• Stated exercise
In your copy, reproduce the entries exactly as they are, minus the images.

• Data for this task
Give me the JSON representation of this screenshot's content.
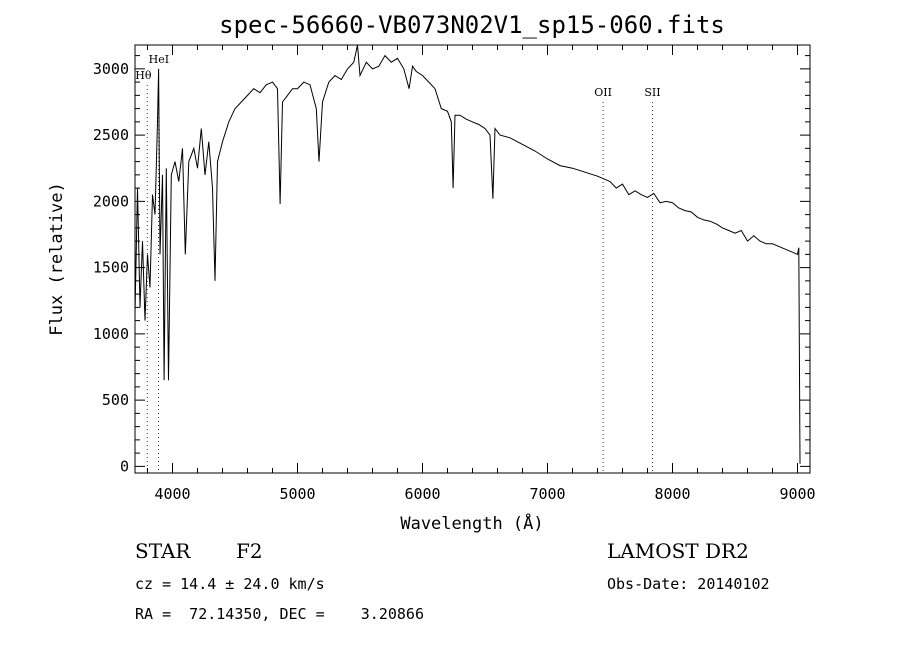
{
  "chart_data": {
    "type": "line",
    "title": "spec-56660-VB073N02V1_sp15-060.fits",
    "xlabel": "Wavelength (Å)",
    "ylabel": "Flux (relative)",
    "xlim": [
      3700,
      9100
    ],
    "ylim": [
      -50,
      3180
    ],
    "x_ticks": [
      4000,
      5000,
      6000,
      7000,
      8000,
      9000
    ],
    "y_ticks": [
      0,
      500,
      1000,
      1500,
      2000,
      2500,
      3000
    ],
    "grid": false,
    "line_markers": [
      {
        "label": "HeI",
        "x": 3889
      },
      {
        "label": "Hθ",
        "x": 3798
      },
      {
        "label": "OII",
        "x": 7445
      },
      {
        "label": "SII",
        "x": 7840
      }
    ],
    "spectrum": {
      "x": [
        3700,
        3720,
        3740,
        3760,
        3780,
        3800,
        3820,
        3840,
        3860,
        3880,
        3889,
        3900,
        3920,
        3933,
        3950,
        3968,
        3990,
        4020,
        4050,
        4080,
        4102,
        4130,
        4170,
        4200,
        4230,
        4260,
        4290,
        4320,
        4340,
        4360,
        4400,
        4450,
        4500,
        4550,
        4600,
        4650,
        4700,
        4750,
        4800,
        4840,
        4861,
        4880,
        4920,
        4960,
        5000,
        5050,
        5100,
        5150,
        5172,
        5200,
        5250,
        5300,
        5350,
        5400,
        5450,
        5480,
        5500,
        5550,
        5600,
        5650,
        5700,
        5750,
        5800,
        5850,
        5893,
        5920,
        5950,
        6000,
        6050,
        6100,
        6150,
        6200,
        6230,
        6245,
        6260,
        6300,
        6350,
        6400,
        6450,
        6500,
        6540,
        6563,
        6580,
        6620,
        6700,
        6800,
        6900,
        7000,
        7100,
        7200,
        7300,
        7400,
        7450,
        7500,
        7550,
        7600,
        7650,
        7700,
        7750,
        7800,
        7850,
        7900,
        7950,
        8000,
        8050,
        8100,
        8150,
        8200,
        8250,
        8300,
        8350,
        8400,
        8450,
        8500,
        8550,
        8600,
        8650,
        8700,
        8750,
        8800,
        8850,
        8900,
        8950,
        9000,
        9010,
        9020
      ],
      "y": [
        1150,
        2100,
        1200,
        1700,
        1100,
        1600,
        1350,
        2050,
        1900,
        2600,
        3000,
        1600,
        2200,
        650,
        2250,
        650,
        2200,
        2300,
        2150,
        2400,
        1600,
        2300,
        2400,
        2250,
        2550,
        2200,
        2450,
        2100,
        1400,
        2300,
        2450,
        2600,
        2700,
        2750,
        2800,
        2850,
        2820,
        2880,
        2900,
        2850,
        1980,
        2750,
        2800,
        2850,
        2850,
        2900,
        2880,
        2700,
        2300,
        2750,
        2900,
        2950,
        2920,
        3000,
        3050,
        3180,
        2950,
        3050,
        3000,
        3020,
        3100,
        3050,
        3080,
        3000,
        2850,
        3020,
        2980,
        2950,
        2900,
        2850,
        2700,
        2680,
        2600,
        2100,
        2650,
        2650,
        2620,
        2600,
        2580,
        2550,
        2500,
        2020,
        2550,
        2500,
        2480,
        2430,
        2380,
        2320,
        2270,
        2250,
        2220,
        2190,
        2170,
        2150,
        2100,
        2130,
        2050,
        2080,
        2050,
        2030,
        2060,
        1990,
        2000,
        1990,
        1950,
        1930,
        1920,
        1880,
        1860,
        1850,
        1830,
        1800,
        1780,
        1760,
        1780,
        1700,
        1740,
        1700,
        1680,
        1680,
        1660,
        1640,
        1620,
        1600,
        1650,
        20
      ]
    },
    "annotations": {
      "class_label": "STAR",
      "subclass_label": "F2",
      "survey_label": "LAMOST DR2",
      "cz_label": "cz = 14.4 ± 24.0 km/s",
      "obs_date_label": "Obs-Date: 20140102",
      "radec_label": "RA =  72.14350, DEC =    3.20866"
    }
  }
}
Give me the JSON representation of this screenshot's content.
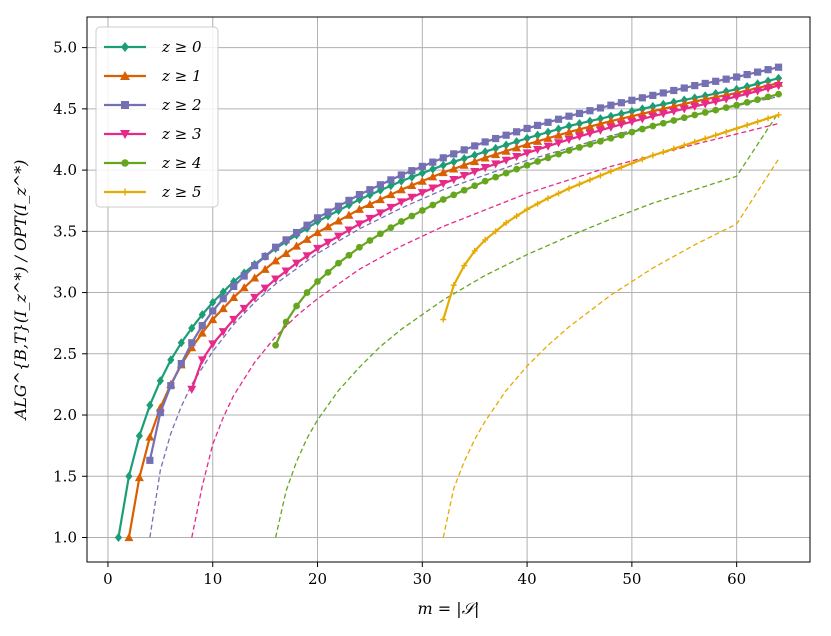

• Exercise response
Give me the JSON representation of this screenshot's content.
{
  "chart_data": {
    "type": "line",
    "title": "spec-56660-VB073N02V1_sp15-060.fits",
    "xlabel": "Wavelength (Å)",
    "ylabel": "Flux (relative)",
    "xlim": [
      3700,
      9100
    ],
    "ylim": [
      -50,
      3180
    ],
    "x_ticks": [
      4000,
      5000,
      6000,
      7000,
      8000,
      9000
    ],
    "y_ticks": [
      0,
      500,
      1000,
      1500,
      2000,
      2500,
      3000
    ],
    "grid": false,
    "line_markers": [
      {
        "label": "HeI",
        "x": 3889
      },
      {
        "label": "Hθ",
        "x": 3798
      },
      {
        "label": "OII",
        "x": 7445
      },
      {
        "label": "SII",
        "x": 7840
      }
    ],
    "spectrum": {
      "x": [
        3700,
        3720,
        3740,
        3760,
        3780,
        3800,
        3820,
        3840,
        3860,
        3880,
        3889,
        3900,
        3920,
        3933,
        3950,
        3968,
        3990,
        4020,
        4050,
        4080,
        4102,
        4130,
        4170,
        4200,
        4230,
        4260,
        4290,
        4320,
        4340,
        4360,
        4400,
        4450,
        4500,
        4550,
        4600,
        4650,
        4700,
        4750,
        4800,
        4840,
        4861,
        4880,
        4920,
        4960,
        5000,
        5050,
        5100,
        5150,
        5172,
        5200,
        5250,
        5300,
        5350,
        5400,
        5450,
        5480,
        5500,
        5550,
        5600,
        5650,
        5700,
        5750,
        5800,
        5850,
        5893,
        5920,
        5950,
        6000,
        6050,
        6100,
        6150,
        6200,
        6230,
        6245,
        6260,
        6300,
        6350,
        6400,
        6450,
        6500,
        6540,
        6563,
        6580,
        6620,
        6700,
        6800,
        6900,
        7000,
        7100,
        7200,
        7300,
        7400,
        7450,
        7500,
        7550,
        7600,
        7650,
        7700,
        7750,
        7800,
        7850,
        7900,
        7950,
        8000,
        8050,
        8100,
        8150,
        8200,
        8250,
        8300,
        8350,
        8400,
        8450,
        8500,
        8550,
        8600,
        8650,
        8700,
        8750,
        8800,
        8850,
        8900,
        8950,
        9000,
        9010,
        9020
      ],
      "y": [
        1150,
        2100,
        1200,
        1700,
        1100,
        1600,
        1350,
        2050,
        1900,
        2600,
        3000,
        1600,
        2200,
        650,
        2250,
        650,
        2200,
        2300,
        2150,
        2400,
        1600,
        2300,
        2400,
        2250,
        2550,
        2200,
        2450,
        2100,
        1400,
        2300,
        2450,
        2600,
        2700,
        2750,
        2800,
        2850,
        2820,
        2880,
        2900,
        2850,
        1980,
        2750,
        2800,
        2850,
        2850,
        2900,
        2880,
        2700,
        2300,
        2750,
        2900,
        2950,
        2920,
        3000,
        3050,
        3180,
        2950,
        3050,
        3000,
        3020,
        3100,
        3050,
        3080,
        3000,
        2850,
        3020,
        2980,
        2950,
        2900,
        2850,
        2700,
        2680,
        2600,
        2100,
        2650,
        2650,
        2620,
        2600,
        2580,
        2550,
        2500,
        2020,
        2550,
        2500,
        2480,
        2430,
        2380,
        2320,
        2270,
        2250,
        2220,
        2190,
        2170,
        2150,
        2100,
        2130,
        2050,
        2080,
        2050,
        2030,
        2060,
        1990,
        2000,
        1990,
        1950,
        1930,
        1920,
        1880,
        1860,
        1850,
        1830,
        1800,
        1780,
        1760,
        1780,
        1700,
        1740,
        1700,
        1680,
        1680,
        1660,
        1640,
        1620,
        1600,
        1650,
        20
      ]
    },
    "annotations": {
      "class_label": "STAR",
      "subclass_label": "F2",
      "survey_label": "LAMOST DR2",
      "cz_label": "cz = 14.4 ± 24.0 km/s",
      "obs_date_label": "Obs-Date: 20140102",
      "radec_label": "RA =  72.14350, DEC =    3.20866"
    }
  }
}
Give me the JSON representation of this screenshot's content.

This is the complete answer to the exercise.